Direction: Below are the records; locate each line with the word "同志表明态度" and copy it.

+ + + + +

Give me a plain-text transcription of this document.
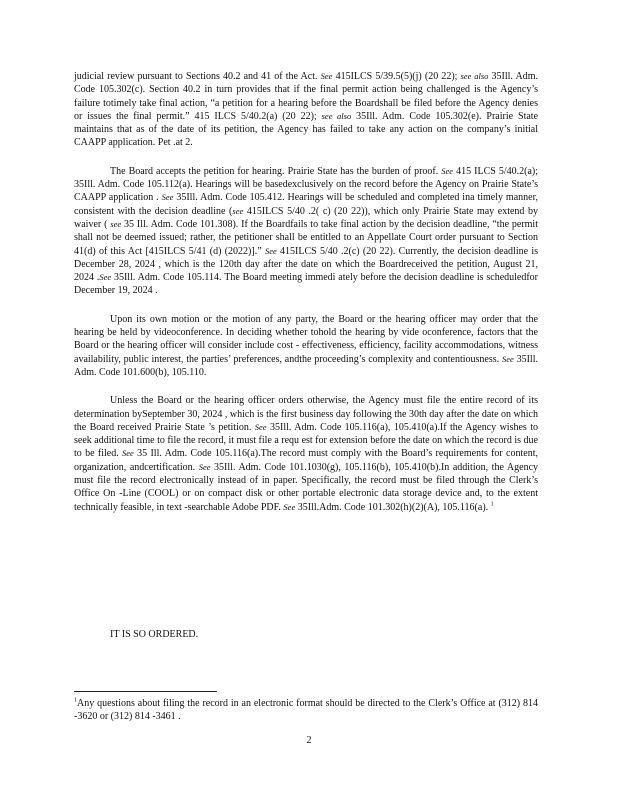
judicial review pursuant to Sections 40.2 and 41 of the Act. See 415ILCS 5/39.5(5)(j) (20 22); see also 35Ill. Adm. Code 105.302(c). Section 40.2 in turn provides that if the final permit action being challenged is the Agency’s failure totimely take final action, “a petition for a hearing before the Boardshall be filed before the Agency denies or issues the final permit.” 415 ILCS 5/40.2(a) (20 22); see also 35Ill. Adm. Code 105.302(e). Prairie State maintains that as of the date of its petition, the Agency has failed to take any action on the company’s initial CAAPP application. Pet .at 2.

The Board accepts the petition for hearing. Prairie State has the burden of proof. See 415 ILCS 5/40.2(a); 35Ill. Adm. Code 105.112(a). Hearings will be basedexclusively on the record before the Agency on Prairie State’s CAAPP application . See 35Ill. Adm. Code 105.412. Hearings will be scheduled and completed ina timely manner, consistent with the decision deadline (see 415ILCS 5/40 .2( c) (20 22)), which only Prairie State may extend by waiver ( see 35 Ill. Adm. Code 101.308). If the Boardfails to take final action by the decision deadline, “the permit shall not be deemed issued; rather, the petitioner shall be entitled to an Appellate Court order pursuant to Section 41(d) of this Act [415ILCS 5/41 (d) (2022)].” See 415ILCS 5/40 .2(c) (20 22). Currently, the decision deadline is December 28, 2024 , which is the 120th day after the date on which the Boardreceived the petition, August 21, 2024 .See 35Ill. Adm. Code 105.114. The Board meeting immedi ately before the decision deadline is scheduledfor December 19, 2024 .

Upon its own motion or the motion of any party, the Board or the hearing officer may order that the hearing be held by videoconference. In deciding whether tohold the hearing by vide oconference, factors that the Board or the hearing officer will consider include cost - effectiveness, efficiency, facility accommodations, witness availability, public interest, the parties’ preferences, andthe proceeding’s complexity and contentiousness. See 35Ill. Adm. Code 101.600(b), 105.110.

Unless the Board or the hearing officer orders otherwise, the Agency must file the entire record of its determination bySeptember 30, 2024 , which is the first business day following the 30th day after the date on which the Board received Prairie State ’s petition. See 35Ill. Adm. Code 105.116(a), 105.410(a).If the Agency wishes to seek additional time to file the record, it must file a requ est for extension before the date on which the record is due to be filed. See 35 Ill. Adm. Code 105.116(a).The record must comply with the Board’s requirements for content, organization, andcertification. See 35Ill. Adm. Code 101.1030(g), 105.116(b), 105.410(b).In addition, the Agency must file the record electronically instead of in paper. Specifically, the record must be filed through the Clerk’s Office On -Line (COOL) or on compact disk or other portable electronic data storage device and, to the extent technically feasible, in text -searchable Adobe PDF. See 35Ill.Adm. Code 101.302(h)(2)(A), 105.116(a). $^1$

IT IS SO ORDERED.
$^1$Any questions about filing the record in an electronic format should be directed to the Clerk’s Office at (312) 814 -3620 or (312) 814 -3461 .
2
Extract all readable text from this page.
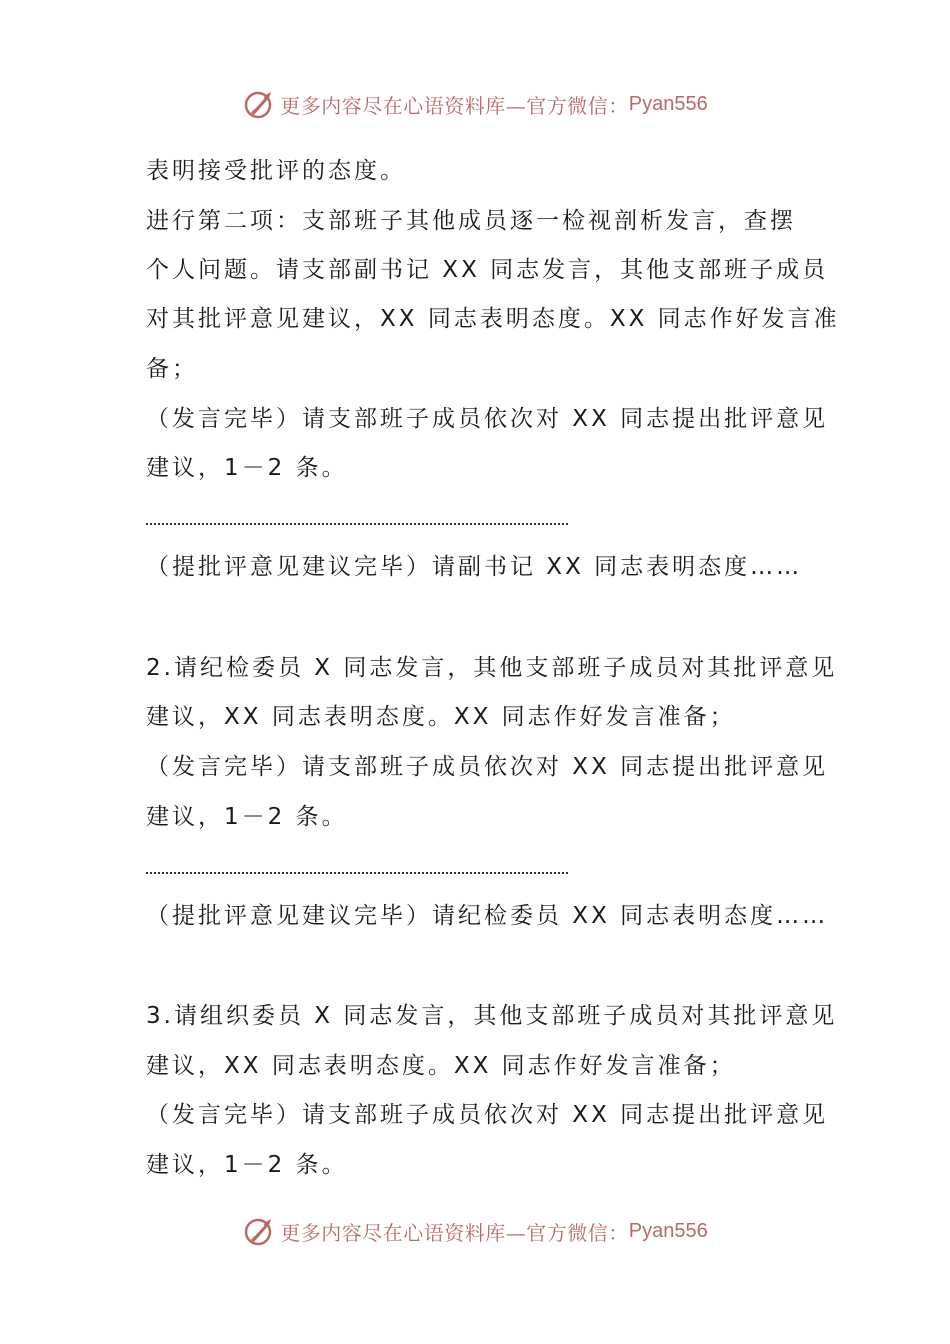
更多内容尽在心语资料库—官方微信： Pyan556
表明接受批评的态度。
进行第二项：支部班子其他成员逐一检视剖析发言，查摆
个人问题。请支部副书记 XX 同志发言，其他支部班子成员
对其批评意见建议，XX 同志表明态度。XX 同志作好发言准
备；
（发言完毕）请支部班子成员依次对 XX 同志提出批评意见
建议，1－2 条。
（提批评意见建议完毕）请副书记 XX 同志表明态度……
2.请纪检委员 X 同志发言，其他支部班子成员对其批评意见
建议，XX 同志表明态度。XX 同志作好发言准备；
（发言完毕）请支部班子成员依次对 XX 同志提出批评意见
建议，1－2 条。
（提批评意见建议完毕）请纪检委员 XX 同志表明态度……
3.请组织委员 X 同志发言，其他支部班子成员对其批评意见
建议，XX 同志表明态度。XX 同志作好发言准备；
（发言完毕）请支部班子成员依次对 XX 同志提出批评意见
建议，1－2 条。
更多内容尽在心语资料库—官方微信： Pyan556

+ + + + +

Exercise output:
对其批评意见建议，XX 同志表明态度。XX 同志作好发言准
（提批评意见建议完毕）请副书记 XX 同志表明态度……
建议，XX 同志表明态度。XX 同志作好发言准备；
（提批评意见建议完毕）请纪检委员 XX 同志表明态度……
建议，XX 同志表明态度。XX 同志作好发言准备；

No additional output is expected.